··· Dataset extract ···

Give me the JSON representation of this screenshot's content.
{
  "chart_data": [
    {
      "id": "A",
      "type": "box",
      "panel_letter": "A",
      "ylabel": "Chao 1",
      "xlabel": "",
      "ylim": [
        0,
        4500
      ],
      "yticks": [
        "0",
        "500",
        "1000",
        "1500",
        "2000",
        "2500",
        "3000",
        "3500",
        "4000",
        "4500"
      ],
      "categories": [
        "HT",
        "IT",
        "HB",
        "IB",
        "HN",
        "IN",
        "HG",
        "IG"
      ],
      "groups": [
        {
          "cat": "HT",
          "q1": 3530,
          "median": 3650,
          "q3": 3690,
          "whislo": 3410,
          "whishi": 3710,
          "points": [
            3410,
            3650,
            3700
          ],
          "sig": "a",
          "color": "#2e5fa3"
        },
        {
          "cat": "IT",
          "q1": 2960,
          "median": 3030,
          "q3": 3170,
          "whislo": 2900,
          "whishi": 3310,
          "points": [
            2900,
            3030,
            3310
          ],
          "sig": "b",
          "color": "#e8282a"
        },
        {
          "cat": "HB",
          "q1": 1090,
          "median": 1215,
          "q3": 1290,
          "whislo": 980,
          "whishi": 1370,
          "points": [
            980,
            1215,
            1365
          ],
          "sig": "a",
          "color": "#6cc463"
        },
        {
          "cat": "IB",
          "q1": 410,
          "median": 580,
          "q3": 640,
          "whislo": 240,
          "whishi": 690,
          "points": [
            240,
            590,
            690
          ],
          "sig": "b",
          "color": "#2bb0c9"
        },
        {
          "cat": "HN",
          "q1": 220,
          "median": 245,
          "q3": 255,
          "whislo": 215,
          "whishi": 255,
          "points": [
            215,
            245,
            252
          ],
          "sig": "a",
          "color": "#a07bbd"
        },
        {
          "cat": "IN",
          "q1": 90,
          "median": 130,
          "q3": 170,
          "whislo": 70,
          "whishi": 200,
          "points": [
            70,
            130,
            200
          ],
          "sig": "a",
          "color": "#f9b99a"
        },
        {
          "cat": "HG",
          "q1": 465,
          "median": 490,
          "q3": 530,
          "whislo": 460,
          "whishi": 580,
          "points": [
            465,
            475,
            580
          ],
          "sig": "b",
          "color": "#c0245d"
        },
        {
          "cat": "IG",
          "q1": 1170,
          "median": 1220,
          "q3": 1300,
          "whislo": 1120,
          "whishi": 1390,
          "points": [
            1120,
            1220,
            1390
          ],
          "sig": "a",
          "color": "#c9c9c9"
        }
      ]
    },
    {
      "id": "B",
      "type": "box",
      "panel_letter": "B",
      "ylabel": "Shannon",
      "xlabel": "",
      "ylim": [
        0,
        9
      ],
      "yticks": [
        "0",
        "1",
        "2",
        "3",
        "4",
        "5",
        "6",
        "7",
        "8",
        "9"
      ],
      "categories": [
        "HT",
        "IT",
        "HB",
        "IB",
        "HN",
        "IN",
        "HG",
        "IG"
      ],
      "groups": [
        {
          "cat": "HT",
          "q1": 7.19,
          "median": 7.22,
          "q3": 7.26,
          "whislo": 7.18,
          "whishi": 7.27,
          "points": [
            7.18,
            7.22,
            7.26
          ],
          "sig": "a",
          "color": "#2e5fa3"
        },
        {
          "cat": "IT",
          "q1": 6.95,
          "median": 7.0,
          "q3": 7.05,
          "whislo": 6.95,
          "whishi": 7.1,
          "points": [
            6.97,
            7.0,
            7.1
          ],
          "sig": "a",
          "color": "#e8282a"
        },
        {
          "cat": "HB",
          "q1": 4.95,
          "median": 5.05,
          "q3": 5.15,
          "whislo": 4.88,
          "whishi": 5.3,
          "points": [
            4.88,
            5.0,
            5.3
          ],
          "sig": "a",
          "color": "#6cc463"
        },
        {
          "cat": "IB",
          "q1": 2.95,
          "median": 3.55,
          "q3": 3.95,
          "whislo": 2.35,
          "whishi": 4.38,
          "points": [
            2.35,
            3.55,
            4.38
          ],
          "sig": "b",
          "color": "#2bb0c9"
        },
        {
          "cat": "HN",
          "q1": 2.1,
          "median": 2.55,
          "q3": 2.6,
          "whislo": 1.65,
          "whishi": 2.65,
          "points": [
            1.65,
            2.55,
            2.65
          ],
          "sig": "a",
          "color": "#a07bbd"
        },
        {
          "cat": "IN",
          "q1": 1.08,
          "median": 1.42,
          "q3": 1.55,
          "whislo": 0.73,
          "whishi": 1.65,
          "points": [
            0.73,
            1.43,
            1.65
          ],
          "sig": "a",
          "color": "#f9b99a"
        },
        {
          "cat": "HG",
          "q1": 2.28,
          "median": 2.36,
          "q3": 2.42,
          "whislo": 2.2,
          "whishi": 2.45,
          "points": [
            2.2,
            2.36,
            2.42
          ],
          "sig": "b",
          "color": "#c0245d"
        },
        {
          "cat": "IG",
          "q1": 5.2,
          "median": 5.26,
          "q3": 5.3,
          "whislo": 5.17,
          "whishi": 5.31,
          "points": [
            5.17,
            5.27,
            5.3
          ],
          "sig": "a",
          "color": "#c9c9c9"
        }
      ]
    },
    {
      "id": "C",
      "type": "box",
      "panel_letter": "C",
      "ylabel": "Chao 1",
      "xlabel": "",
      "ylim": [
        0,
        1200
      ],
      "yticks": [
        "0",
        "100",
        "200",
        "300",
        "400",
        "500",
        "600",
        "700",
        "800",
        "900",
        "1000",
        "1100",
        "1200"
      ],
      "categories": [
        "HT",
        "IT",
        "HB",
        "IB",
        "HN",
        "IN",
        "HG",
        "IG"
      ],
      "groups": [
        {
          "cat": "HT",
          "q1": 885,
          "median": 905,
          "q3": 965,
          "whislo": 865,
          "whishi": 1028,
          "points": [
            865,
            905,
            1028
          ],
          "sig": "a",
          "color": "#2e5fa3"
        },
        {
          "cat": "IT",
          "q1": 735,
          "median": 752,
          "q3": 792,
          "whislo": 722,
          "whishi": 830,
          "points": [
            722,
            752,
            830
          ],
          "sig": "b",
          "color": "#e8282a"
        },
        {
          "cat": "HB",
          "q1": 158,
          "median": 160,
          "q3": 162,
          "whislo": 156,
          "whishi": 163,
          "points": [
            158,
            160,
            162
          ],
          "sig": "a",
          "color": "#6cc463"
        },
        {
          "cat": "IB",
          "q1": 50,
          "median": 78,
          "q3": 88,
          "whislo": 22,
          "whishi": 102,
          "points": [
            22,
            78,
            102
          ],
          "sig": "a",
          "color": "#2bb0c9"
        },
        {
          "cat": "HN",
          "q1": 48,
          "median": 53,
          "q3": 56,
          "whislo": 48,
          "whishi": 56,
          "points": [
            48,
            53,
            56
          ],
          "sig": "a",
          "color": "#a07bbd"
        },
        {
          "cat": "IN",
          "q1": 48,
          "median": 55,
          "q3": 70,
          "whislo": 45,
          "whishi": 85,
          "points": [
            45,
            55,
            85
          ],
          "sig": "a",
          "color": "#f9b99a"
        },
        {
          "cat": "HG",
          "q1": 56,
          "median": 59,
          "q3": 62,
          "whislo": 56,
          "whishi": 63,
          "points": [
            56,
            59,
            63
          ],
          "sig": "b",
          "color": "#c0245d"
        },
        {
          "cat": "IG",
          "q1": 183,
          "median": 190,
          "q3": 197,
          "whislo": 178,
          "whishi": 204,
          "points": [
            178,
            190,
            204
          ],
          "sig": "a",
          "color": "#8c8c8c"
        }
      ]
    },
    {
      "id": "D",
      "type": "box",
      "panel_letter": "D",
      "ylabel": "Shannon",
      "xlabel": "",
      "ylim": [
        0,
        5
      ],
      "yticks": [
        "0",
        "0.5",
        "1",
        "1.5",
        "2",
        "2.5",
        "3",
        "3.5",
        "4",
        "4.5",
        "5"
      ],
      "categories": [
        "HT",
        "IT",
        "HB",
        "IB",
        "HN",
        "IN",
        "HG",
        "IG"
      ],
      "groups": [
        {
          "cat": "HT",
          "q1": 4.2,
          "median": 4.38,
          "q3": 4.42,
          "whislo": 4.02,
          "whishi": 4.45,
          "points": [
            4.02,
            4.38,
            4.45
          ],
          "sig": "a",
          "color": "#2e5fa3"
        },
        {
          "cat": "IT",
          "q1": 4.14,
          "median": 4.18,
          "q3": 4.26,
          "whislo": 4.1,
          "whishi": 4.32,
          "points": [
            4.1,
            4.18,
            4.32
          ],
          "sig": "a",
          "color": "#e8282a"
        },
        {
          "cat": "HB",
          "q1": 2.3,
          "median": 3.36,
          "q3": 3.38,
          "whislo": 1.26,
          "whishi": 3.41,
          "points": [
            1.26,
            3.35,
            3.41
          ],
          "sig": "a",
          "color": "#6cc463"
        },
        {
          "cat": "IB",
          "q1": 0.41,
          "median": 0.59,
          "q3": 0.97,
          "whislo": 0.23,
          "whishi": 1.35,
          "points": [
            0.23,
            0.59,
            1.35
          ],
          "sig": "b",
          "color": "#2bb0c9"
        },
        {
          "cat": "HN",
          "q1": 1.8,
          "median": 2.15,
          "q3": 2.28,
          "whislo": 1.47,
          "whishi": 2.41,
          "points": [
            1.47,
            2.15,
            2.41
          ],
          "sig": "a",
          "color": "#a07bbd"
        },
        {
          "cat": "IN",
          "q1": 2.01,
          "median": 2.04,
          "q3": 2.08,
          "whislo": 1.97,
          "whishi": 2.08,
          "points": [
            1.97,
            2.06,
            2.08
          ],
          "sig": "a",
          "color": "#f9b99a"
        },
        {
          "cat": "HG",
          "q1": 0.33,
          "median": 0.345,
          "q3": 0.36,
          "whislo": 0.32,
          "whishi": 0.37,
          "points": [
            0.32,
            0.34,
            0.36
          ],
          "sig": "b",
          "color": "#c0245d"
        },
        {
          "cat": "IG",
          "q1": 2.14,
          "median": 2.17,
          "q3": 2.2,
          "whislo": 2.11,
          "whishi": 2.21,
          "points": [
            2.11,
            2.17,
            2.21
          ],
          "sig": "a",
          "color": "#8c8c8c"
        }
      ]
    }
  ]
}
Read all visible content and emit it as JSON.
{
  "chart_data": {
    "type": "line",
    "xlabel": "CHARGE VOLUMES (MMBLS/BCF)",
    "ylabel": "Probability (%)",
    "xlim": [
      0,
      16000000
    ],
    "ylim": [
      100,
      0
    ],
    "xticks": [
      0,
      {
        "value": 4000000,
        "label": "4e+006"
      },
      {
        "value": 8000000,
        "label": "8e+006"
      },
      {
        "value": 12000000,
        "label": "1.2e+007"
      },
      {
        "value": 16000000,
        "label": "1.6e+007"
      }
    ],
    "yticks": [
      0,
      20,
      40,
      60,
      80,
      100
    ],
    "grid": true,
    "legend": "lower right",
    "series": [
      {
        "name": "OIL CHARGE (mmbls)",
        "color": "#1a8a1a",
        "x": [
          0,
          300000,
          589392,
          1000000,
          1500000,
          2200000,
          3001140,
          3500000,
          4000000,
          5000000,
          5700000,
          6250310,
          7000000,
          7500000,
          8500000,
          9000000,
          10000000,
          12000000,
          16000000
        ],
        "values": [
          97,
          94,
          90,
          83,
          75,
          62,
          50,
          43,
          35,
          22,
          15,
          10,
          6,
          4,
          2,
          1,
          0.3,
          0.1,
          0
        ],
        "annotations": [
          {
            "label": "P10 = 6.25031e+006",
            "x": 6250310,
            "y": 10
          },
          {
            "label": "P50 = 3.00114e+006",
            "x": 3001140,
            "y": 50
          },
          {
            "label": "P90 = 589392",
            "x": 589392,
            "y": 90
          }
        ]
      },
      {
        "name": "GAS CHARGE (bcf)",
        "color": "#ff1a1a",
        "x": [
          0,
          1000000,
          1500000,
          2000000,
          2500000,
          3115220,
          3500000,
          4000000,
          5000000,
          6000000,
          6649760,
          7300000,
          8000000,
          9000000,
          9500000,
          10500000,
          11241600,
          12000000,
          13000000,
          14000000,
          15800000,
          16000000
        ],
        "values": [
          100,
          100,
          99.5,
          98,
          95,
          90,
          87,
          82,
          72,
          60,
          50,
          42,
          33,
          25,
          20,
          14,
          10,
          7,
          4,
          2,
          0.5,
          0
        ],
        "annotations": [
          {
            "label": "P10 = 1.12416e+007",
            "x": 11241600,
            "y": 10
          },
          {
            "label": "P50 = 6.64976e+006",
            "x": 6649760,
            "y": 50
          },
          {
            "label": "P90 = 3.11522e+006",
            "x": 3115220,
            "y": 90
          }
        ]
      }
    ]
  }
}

···

Task instructions: State how many lines of the listing include the word "CHARGE". Reply with the number alone.

Answer: 3